--- Objective ---
Rewrite every row below as a numbered list, skipping any blank lines and omitting the pictures.

--- Entries supplied ---

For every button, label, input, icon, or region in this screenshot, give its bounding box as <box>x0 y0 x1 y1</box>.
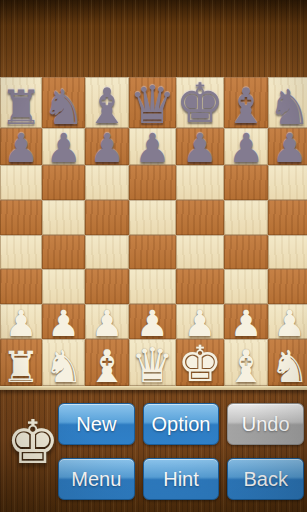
piece-white-knight-g1[interactable]: ♞ <box>270 345 307 389</box>
piece-white-pawn-g2[interactable]: ♟ <box>273 306 305 342</box>
square-a3[interactable] <box>0 269 42 304</box>
piece-black-pawn-c7[interactable]: ♟ <box>89 128 125 168</box>
square-a5[interactable] <box>0 200 42 235</box>
piece-black-knight-g8[interactable]: ♞ <box>268 83 307 131</box>
square-g2[interactable]: ♟ <box>268 304 307 339</box>
square-g4[interactable] <box>268 235 307 270</box>
piece-white-pawn-a2[interactable]: ♟ <box>5 306 37 342</box>
piece-white-knight-b1[interactable]: ♞ <box>44 345 83 389</box>
piece-black-pawn-d7[interactable]: ♟ <box>134 128 170 168</box>
square-c1[interactable]: ♝ <box>85 339 129 386</box>
square-g5[interactable] <box>268 200 307 235</box>
piece-white-pawn-c2[interactable]: ♟ <box>91 306 123 342</box>
chess-app-screen: ♜♞♝♛♚♝♞♜♟♟♟♟♟♟♟♟♟♟♟♟♟♟♟♟♜♞♝♛♚♝♞♜ ♚ New O… <box>0 0 307 512</box>
square-b7[interactable]: ♟ <box>42 128 85 165</box>
square-b3[interactable] <box>42 269 85 304</box>
square-g7[interactable]: ♟ <box>268 128 307 165</box>
back-button[interactable]: Back <box>227 458 304 500</box>
hint-button[interactable]: Hint <box>143 458 220 500</box>
square-d2[interactable]: ♟ <box>129 304 176 339</box>
white-king-icon: ♚ <box>6 412 54 472</box>
piece-white-king-e1[interactable]: ♚ <box>178 339 223 389</box>
square-g8[interactable]: ♞ <box>268 77 307 128</box>
square-g3[interactable] <box>268 269 307 304</box>
piece-black-pawn-e7[interactable]: ♟ <box>182 128 218 168</box>
piece-white-bishop-f1[interactable]: ♝ <box>226 344 266 389</box>
square-a4[interactable] <box>0 235 42 270</box>
square-e2[interactable]: ♟ <box>176 304 224 339</box>
undo-button[interactable]: Undo <box>227 403 304 445</box>
square-c3[interactable] <box>85 269 129 304</box>
piece-black-rook-a8[interactable]: ♜ <box>0 84 42 131</box>
square-a8[interactable]: ♜ <box>0 77 42 128</box>
square-f2[interactable]: ♟ <box>224 304 268 339</box>
square-c5[interactable] <box>85 200 129 235</box>
piece-black-bishop-f8[interactable]: ♝ <box>224 82 268 131</box>
menu-button[interactable]: Menu <box>58 458 135 500</box>
square-e3[interactable] <box>176 269 224 304</box>
square-f4[interactable] <box>224 235 268 270</box>
square-b2[interactable]: ♟ <box>42 304 85 339</box>
square-a7[interactable]: ♟ <box>0 128 42 165</box>
piece-white-pawn-f2[interactable]: ♟ <box>230 306 262 342</box>
piece-black-queen-d8[interactable]: ♛ <box>129 79 176 131</box>
button-row-bottom: Menu Hint Back <box>58 458 304 500</box>
square-a1[interactable]: ♜ <box>0 339 42 386</box>
square-f7[interactable]: ♟ <box>224 128 268 165</box>
option-button[interactable]: Option <box>143 403 220 445</box>
square-d8[interactable]: ♛ <box>129 77 176 128</box>
piece-black-pawn-b7[interactable]: ♟ <box>46 128 82 168</box>
square-b8[interactable]: ♞ <box>42 77 85 128</box>
square-c2[interactable]: ♟ <box>85 304 129 339</box>
square-b1[interactable]: ♞ <box>42 339 85 386</box>
square-c4[interactable] <box>85 235 129 270</box>
square-f1[interactable]: ♝ <box>224 339 268 386</box>
piece-white-rook-a1[interactable]: ♜ <box>2 346 41 389</box>
button-row-top: New Option Undo <box>58 403 304 445</box>
square-b4[interactable] <box>42 235 85 270</box>
square-g1[interactable]: ♞ <box>268 339 307 386</box>
square-d1[interactable]: ♛ <box>129 339 176 386</box>
square-c8[interactable]: ♝ <box>85 77 129 128</box>
piece-white-queen-d1[interactable]: ♛ <box>131 341 174 389</box>
square-e5[interactable] <box>176 200 224 235</box>
square-f5[interactable] <box>224 200 268 235</box>
square-b5[interactable] <box>42 200 85 235</box>
new-button[interactable]: New <box>58 403 135 445</box>
piece-black-pawn-g7[interactable]: ♟ <box>272 128 307 168</box>
square-f3[interactable] <box>224 269 268 304</box>
piece-white-pawn-b2[interactable]: ♟ <box>48 306 80 342</box>
square-c7[interactable]: ♟ <box>85 128 129 165</box>
square-f8[interactable]: ♝ <box>224 77 268 128</box>
square-d5[interactable] <box>129 200 176 235</box>
chess-board: ♜♞♝♛♚♝♞♜♟♟♟♟♟♟♟♟♟♟♟♟♟♟♟♟♜♞♝♛♚♝♞♜ <box>0 77 307 386</box>
piece-black-king-e8[interactable]: ♚ <box>176 77 224 131</box>
square-d7[interactable]: ♟ <box>129 128 176 165</box>
piece-white-bishop-c1[interactable]: ♝ <box>87 344 127 389</box>
square-e8[interactable]: ♚ <box>176 77 224 128</box>
piece-black-pawn-f7[interactable]: ♟ <box>228 128 264 168</box>
square-e7[interactable]: ♟ <box>176 128 224 165</box>
piece-black-bishop-c8[interactable]: ♝ <box>85 82 129 131</box>
square-e1[interactable]: ♚ <box>176 339 224 386</box>
board-bottom-edge <box>0 386 307 390</box>
piece-black-pawn-a7[interactable]: ♟ <box>3 128 39 168</box>
square-e4[interactable] <box>176 235 224 270</box>
square-d3[interactable] <box>129 269 176 304</box>
square-a2[interactable]: ♟ <box>0 304 42 339</box>
piece-black-knight-b8[interactable]: ♞ <box>42 83 85 131</box>
square-d4[interactable] <box>129 235 176 270</box>
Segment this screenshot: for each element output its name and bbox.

--- Final result ---
1. For every button, label, input, icon, or region in this screenshot, give its bounding box as <box>x0 y0 x1 y1</box>.
2. piece-white-knight-g1[interactable]: ♞ <box>270 345 307 389</box>
3. piece-white-pawn-g2[interactable]: ♟ <box>273 306 305 342</box>
4. square-a3[interactable] <box>0 269 42 304</box>
5. piece-black-pawn-c7[interactable]: ♟ <box>89 128 125 168</box>
6. square-a5[interactable] <box>0 200 42 235</box>
7. piece-black-knight-g8[interactable]: ♞ <box>268 83 307 131</box>
8. square-g2[interactable]: ♟ <box>268 304 307 339</box>
9. square-g4[interactable] <box>268 235 307 270</box>
10. piece-white-pawn-a2[interactable]: ♟ <box>5 306 37 342</box>
11. piece-white-knight-b1[interactable]: ♞ <box>44 345 83 389</box>
12. piece-black-pawn-d7[interactable]: ♟ <box>134 128 170 168</box>
13. square-c1[interactable]: ♝ <box>85 339 129 386</box>
14. square-g5[interactable] <box>268 200 307 235</box>
15. piece-white-pawn-c2[interactable]: ♟ <box>91 306 123 342</box>
16. chess-app-screen: ♜♞♝♛♚♝♞♜♟♟♟♟♟♟♟♟♟♟♟♟♟♟♟♟♜♞♝♛♚♝♞♜ ♚ New O… <box>0 0 307 512</box>
17. square-b7[interactable]: ♟ <box>42 128 85 165</box>
18. square-b3[interactable] <box>42 269 85 304</box>
19. square-g7[interactable]: ♟ <box>268 128 307 165</box>
20. back-button[interactable]: Back <box>227 458 304 500</box>
21. hint-button[interactable]: Hint <box>143 458 220 500</box>
22. square-d2[interactable]: ♟ <box>129 304 176 339</box>
23. white-king-icon: ♚ <box>6 412 54 472</box>
24. piece-white-king-e1[interactable]: ♚ <box>178 339 223 389</box>
25. square-g8[interactable]: ♞ <box>268 77 307 128</box>
26. square-g3[interactable] <box>268 269 307 304</box>
27. piece-black-pawn-e7[interactable]: ♟ <box>182 128 218 168</box>
28. piece-white-bishop-f1[interactable]: ♝ <box>226 344 266 389</box>
29. square-a4[interactable] <box>0 235 42 270</box>
30. square-e2[interactable]: ♟ <box>176 304 224 339</box>
31. undo-button[interactable]: Undo <box>227 403 304 445</box>
32. square-c3[interactable] <box>85 269 129 304</box>
33. piece-black-rook-a8[interactable]: ♜ <box>0 84 42 131</box>
34. square-a8[interactable]: ♜ <box>0 77 42 128</box>
35. square-f2[interactable]: ♟ <box>224 304 268 339</box>
36. square-c5[interactable] <box>85 200 129 235</box>
37. piece-black-bishop-f8[interactable]: ♝ <box>224 82 268 131</box>
38. menu-button[interactable]: Menu <box>58 458 135 500</box>
39. square-e3[interactable] <box>176 269 224 304</box>
40. square-f4[interactable] <box>224 235 268 270</box>
41. square-b2[interactable]: ♟ <box>42 304 85 339</box>
42. square-a7[interactable]: ♟ <box>0 128 42 165</box>
43. piece-white-pawn-f2[interactable]: ♟ <box>230 306 262 342</box>
44. piece-black-queen-d8[interactable]: ♛ <box>129 79 176 131</box>
45. button-row-bottom: Menu Hint Back <box>58 458 304 500</box>
46. square-a1[interactable]: ♜ <box>0 339 42 386</box>
47. square-f7[interactable]: ♟ <box>224 128 268 165</box>
48. option-button[interactable]: Option <box>143 403 220 445</box>
49. square-d8[interactable]: ♛ <box>129 77 176 128</box>
50. piece-black-pawn-b7[interactable]: ♟ <box>46 128 82 168</box>
51. square-b8[interactable]: ♞ <box>42 77 85 128</box>
52. square-c2[interactable]: ♟ <box>85 304 129 339</box>
53. square-b1[interactable]: ♞ <box>42 339 85 386</box>
54. square-c4[interactable] <box>85 235 129 270</box>
55. square-f1[interactable]: ♝ <box>224 339 268 386</box>
56. piece-white-rook-a1[interactable]: ♜ <box>2 346 41 389</box>
57. button-row-top: New Option Undo <box>58 403 304 445</box>
58. square-b4[interactable] <box>42 235 85 270</box>
59. square-g1[interactable]: ♞ <box>268 339 307 386</box>
60. square-d1[interactable]: ♛ <box>129 339 176 386</box>
61. square-c8[interactable]: ♝ <box>85 77 129 128</box>
62. piece-white-queen-d1[interactable]: ♛ <box>131 341 174 389</box>
63. square-e5[interactable] <box>176 200 224 235</box>
64. square-f5[interactable] <box>224 200 268 235</box>
65. square-b5[interactable] <box>42 200 85 235</box>
66. new-button[interactable]: New <box>58 403 135 445</box>
67. piece-black-pawn-g7[interactable]: ♟ <box>272 128 307 168</box>
68. square-f3[interactable] <box>224 269 268 304</box>
69. piece-white-pawn-b2[interactable]: ♟ <box>48 306 80 342</box>
70. square-c7[interactable]: ♟ <box>85 128 129 165</box>
71. square-f8[interactable]: ♝ <box>224 77 268 128</box>
72. square-d5[interactable] <box>129 200 176 235</box>
73. chess-board: ♜♞♝♛♚♝♞♜♟♟♟♟♟♟♟♟♟♟♟♟♟♟♟♟♜♞♝♛♚♝♞♜ <box>0 77 307 386</box>
74. piece-black-king-e8[interactable]: ♚ <box>176 77 224 131</box>
75. square-d7[interactable]: ♟ <box>129 128 176 165</box>
76. piece-white-bishop-c1[interactable]: ♝ <box>87 344 127 389</box>
77. square-e8[interactable]: ♚ <box>176 77 224 128</box>
78. piece-black-pawn-f7[interactable]: ♟ <box>228 128 264 168</box>
79. square-e7[interactable]: ♟ <box>176 128 224 165</box>
80. piece-black-bishop-c8[interactable]: ♝ <box>85 82 129 131</box>
81. square-e1[interactable]: ♚ <box>176 339 224 386</box>
82. board-bottom-edge <box>0 386 307 390</box>
83. piece-black-pawn-a7[interactable]: ♟ <box>3 128 39 168</box>
84. square-e4[interactable] <box>176 235 224 270</box>
85. square-d3[interactable] <box>129 269 176 304</box>
86. square-a2[interactable]: ♟ <box>0 304 42 339</box>
87. piece-black-knight-b8[interactable]: ♞ <box>42 83 85 131</box>
88. square-d4[interactable] <box>129 235 176 270</box>
89. Segment this screenshot: for each element output its name and bbox.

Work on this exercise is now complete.